-------- DATA SECTION --------

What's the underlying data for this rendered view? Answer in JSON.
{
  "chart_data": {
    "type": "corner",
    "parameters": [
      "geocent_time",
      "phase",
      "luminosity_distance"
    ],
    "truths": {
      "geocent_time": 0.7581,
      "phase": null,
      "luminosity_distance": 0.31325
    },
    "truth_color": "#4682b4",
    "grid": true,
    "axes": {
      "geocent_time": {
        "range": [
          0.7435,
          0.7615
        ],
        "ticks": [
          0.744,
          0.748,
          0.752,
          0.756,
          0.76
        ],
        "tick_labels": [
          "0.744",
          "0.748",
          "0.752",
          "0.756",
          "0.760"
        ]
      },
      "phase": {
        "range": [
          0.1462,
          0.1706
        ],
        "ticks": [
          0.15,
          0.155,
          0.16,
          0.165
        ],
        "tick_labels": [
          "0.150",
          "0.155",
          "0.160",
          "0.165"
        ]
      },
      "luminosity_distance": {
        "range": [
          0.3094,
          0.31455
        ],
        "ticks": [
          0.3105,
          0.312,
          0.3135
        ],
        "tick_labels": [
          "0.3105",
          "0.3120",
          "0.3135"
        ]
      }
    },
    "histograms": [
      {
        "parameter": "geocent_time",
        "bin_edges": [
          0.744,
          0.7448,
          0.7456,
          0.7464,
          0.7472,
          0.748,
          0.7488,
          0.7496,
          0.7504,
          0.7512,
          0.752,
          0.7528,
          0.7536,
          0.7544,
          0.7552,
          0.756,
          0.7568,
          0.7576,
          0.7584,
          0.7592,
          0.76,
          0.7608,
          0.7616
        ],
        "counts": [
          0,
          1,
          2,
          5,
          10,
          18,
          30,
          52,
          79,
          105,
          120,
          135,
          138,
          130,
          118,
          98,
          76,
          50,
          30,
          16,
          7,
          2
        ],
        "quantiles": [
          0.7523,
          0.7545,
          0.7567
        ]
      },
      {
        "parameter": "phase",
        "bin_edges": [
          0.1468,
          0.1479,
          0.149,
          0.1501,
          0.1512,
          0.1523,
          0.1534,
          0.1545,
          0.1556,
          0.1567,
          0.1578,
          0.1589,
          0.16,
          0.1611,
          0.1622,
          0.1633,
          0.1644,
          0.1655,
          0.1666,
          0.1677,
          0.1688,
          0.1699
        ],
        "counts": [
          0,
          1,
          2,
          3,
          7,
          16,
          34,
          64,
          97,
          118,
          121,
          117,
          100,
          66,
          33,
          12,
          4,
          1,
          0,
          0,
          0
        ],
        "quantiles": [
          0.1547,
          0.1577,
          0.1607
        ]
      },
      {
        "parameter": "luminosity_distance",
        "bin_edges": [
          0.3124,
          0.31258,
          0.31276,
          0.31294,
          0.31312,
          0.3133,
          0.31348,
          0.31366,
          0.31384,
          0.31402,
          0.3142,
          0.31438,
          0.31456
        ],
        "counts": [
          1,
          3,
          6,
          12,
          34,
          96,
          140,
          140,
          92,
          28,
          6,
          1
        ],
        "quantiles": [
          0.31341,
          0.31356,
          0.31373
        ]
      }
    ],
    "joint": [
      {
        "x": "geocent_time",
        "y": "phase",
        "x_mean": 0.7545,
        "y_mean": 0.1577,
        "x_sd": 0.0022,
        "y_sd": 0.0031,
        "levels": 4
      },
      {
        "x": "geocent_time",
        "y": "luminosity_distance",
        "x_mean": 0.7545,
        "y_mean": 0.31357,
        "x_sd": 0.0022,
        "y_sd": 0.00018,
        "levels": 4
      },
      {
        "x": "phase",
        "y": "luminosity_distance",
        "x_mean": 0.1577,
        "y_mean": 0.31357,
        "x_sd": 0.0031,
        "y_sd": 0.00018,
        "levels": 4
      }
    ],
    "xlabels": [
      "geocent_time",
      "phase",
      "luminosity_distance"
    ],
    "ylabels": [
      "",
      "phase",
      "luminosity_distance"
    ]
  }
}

--------

> TASK INSTRUCTIONS
Take the lines above and retype all of them exactly.

> SOLVED EXERCISE
What's the underlying data for this rendered view? Answer in JSON.
{
  "chart_data": {
    "type": "corner",
    "parameters": [
      "geocent_time",
      "phase",
      "luminosity_distance"
    ],
    "truths": {
      "geocent_time": 0.7581,
      "phase": null,
      "luminosity_distance": 0.31325
    },
    "truth_color": "#4682b4",
    "grid": true,
    "axes": {
      "geocent_time": {
        "range": [
          0.7435,
          0.7615
        ],
        "ticks": [
          0.744,
          0.748,
          0.752,
          0.756,
          0.76
        ],
        "tick_labels": [
          "0.744",
          "0.748",
          "0.752",
          "0.756",
          "0.760"
        ]
      },
      "phase": {
        "range": [
          0.1462,
          0.1706
        ],
        "ticks": [
          0.15,
          0.155,
          0.16,
          0.165
        ],
        "tick_labels": [
          "0.150",
          "0.155",
          "0.160",
          "0.165"
        ]
      },
      "luminosity_distance": {
        "range": [
          0.3094,
          0.31455
        ],
        "ticks": [
          0.3105,
          0.312,
          0.3135
        ],
        "tick_labels": [
          "0.3105",
          "0.3120",
          "0.3135"
        ]
      }
    },
    "histograms": [
      {
        "parameter": "geocent_time",
        "bin_edges": [
          0.744,
          0.7448,
          0.7456,
          0.7464,
          0.7472,
          0.748,
          0.7488,
          0.7496,
          0.7504,
          0.7512,
          0.752,
          0.7528,
          0.7536,
          0.7544,
          0.7552,
          0.756,
          0.7568,
          0.7576,
          0.7584,
          0.7592,
          0.76,
          0.7608,
          0.7616
        ],
        "counts": [
          0,
          1,
          2,
          5,
          10,
          18,
          30,
          52,
          79,
          105,
          120,
          135,
          138,
          130,
          118,
          98,
          76,
          50,
          30,
          16,
          7,
          2
        ],
        "quantiles": [
          0.7523,
          0.7545,
          0.7567
        ]
      },
      {
        "parameter": "phase",
        "bin_edges": [
          0.1468,
          0.1479,
          0.149,
          0.1501,
          0.1512,
          0.1523,
          0.1534,
          0.1545,
          0.1556,
          0.1567,
          0.1578,
          0.1589,
          0.16,
          0.1611,
          0.1622,
          0.1633,
          0.1644,
          0.1655,
          0.1666,
          0.1677,
          0.1688,
          0.1699
        ],
        "counts": [
          0,
          1,
          2,
          3,
          7,
          16,
          34,
          64,
          97,
          118,
          121,
          117,
          100,
          66,
          33,
          12,
          4,
          1,
          0,
          0,
          0
        ],
        "quantiles": [
          0.1547,
          0.1577,
          0.1607
        ]
      },
      {
        "parameter": "luminosity_distance",
        "bin_edges": [
          0.3124,
          0.31258,
          0.31276,
          0.31294,
          0.31312,
          0.3133,
          0.31348,
          0.31366,
          0.31384,
          0.31402,
          0.3142,
          0.31438,
          0.31456
        ],
        "counts": [
          1,
          3,
          6,
          12,
          34,
          96,
          140,
          140,
          92,
          28,
          6,
          1
        ],
        "quantiles": [
          0.31341,
          0.31356,
          0.31373
        ]
      }
    ],
    "joint": [
      {
        "x": "geocent_time",
        "y": "phase",
        "x_mean": 0.7545,
        "y_mean": 0.1577,
        "x_sd": 0.0022,
        "y_sd": 0.0031,
        "levels": 4
      },
      {
        "x": "geocent_time",
        "y": "luminosity_distance",
        "x_mean": 0.7545,
        "y_mean": 0.31357,
        "x_sd": 0.0022,
        "y_sd": 0.00018,
        "levels": 4
      },
      {
        "x": "phase",
        "y": "luminosity_distance",
        "x_mean": 0.1577,
        "y_mean": 0.31357,
        "x_sd": 0.0031,
        "y_sd": 0.00018,
        "levels": 4
      }
    ],
    "xlabels": [
      "geocent_time",
      "phase",
      "luminosity_distance"
    ],
    "ylabels": [
      "",
      "phase",
      "luminosity_distance"
    ]
  }
}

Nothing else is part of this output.